JOB >> Filter the data below for the string "jailed" and copy each matching line.

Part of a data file
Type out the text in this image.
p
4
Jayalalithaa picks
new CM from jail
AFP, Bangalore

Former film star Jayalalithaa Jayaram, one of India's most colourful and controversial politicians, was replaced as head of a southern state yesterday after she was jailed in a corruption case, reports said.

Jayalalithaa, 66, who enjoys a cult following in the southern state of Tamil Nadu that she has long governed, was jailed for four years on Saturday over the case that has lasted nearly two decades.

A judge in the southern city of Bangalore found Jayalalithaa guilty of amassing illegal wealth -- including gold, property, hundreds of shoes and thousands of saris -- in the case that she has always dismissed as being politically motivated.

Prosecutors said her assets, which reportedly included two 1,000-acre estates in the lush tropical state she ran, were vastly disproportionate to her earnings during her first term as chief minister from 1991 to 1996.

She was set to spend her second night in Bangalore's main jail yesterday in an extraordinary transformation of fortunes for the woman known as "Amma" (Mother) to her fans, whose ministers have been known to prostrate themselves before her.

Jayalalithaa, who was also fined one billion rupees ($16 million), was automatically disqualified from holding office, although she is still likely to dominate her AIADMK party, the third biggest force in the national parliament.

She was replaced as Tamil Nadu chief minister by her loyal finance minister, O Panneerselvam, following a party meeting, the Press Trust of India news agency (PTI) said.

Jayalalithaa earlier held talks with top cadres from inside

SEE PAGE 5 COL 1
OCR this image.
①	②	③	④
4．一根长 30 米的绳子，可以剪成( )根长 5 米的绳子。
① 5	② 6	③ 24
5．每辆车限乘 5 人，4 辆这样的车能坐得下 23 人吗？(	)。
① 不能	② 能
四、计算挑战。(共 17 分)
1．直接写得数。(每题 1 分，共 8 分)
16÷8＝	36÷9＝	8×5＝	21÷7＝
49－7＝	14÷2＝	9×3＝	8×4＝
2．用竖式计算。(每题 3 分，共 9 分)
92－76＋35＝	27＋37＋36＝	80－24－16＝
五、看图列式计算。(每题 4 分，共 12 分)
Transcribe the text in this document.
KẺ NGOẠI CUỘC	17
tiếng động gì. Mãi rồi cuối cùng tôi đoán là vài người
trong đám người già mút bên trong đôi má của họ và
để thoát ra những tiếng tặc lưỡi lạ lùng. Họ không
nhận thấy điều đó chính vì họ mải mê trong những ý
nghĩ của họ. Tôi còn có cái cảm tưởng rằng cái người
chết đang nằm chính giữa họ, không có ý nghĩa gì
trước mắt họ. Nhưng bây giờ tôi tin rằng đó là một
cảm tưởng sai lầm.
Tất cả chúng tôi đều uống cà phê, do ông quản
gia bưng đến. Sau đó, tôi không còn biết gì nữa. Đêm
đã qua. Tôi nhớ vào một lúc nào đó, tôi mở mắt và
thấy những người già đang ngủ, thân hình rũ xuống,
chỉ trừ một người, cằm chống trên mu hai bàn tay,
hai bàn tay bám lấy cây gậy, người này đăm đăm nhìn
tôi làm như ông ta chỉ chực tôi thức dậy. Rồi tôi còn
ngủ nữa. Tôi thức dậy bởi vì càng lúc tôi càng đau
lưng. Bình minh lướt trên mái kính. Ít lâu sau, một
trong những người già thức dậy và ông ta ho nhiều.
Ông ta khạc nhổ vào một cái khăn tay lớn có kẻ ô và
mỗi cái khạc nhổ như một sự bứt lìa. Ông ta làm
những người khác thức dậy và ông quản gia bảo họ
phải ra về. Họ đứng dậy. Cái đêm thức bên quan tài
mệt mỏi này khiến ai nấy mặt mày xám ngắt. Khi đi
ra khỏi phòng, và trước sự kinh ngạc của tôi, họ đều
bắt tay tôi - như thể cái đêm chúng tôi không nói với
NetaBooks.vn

WRITTEN ANSWER >>
Former film star Jayalalithaa Jayaram, one of India's most colourful and controversial politicians, was replaced as head of a southern state yesterday after she was jailed in a corruption case, reports said.
Jayalalithaa, 66, who enjoys a cult following in the southern state of Tamil Nadu that she has long governed, was jailed for four years on Saturday over the case that has lasted nearly two decades.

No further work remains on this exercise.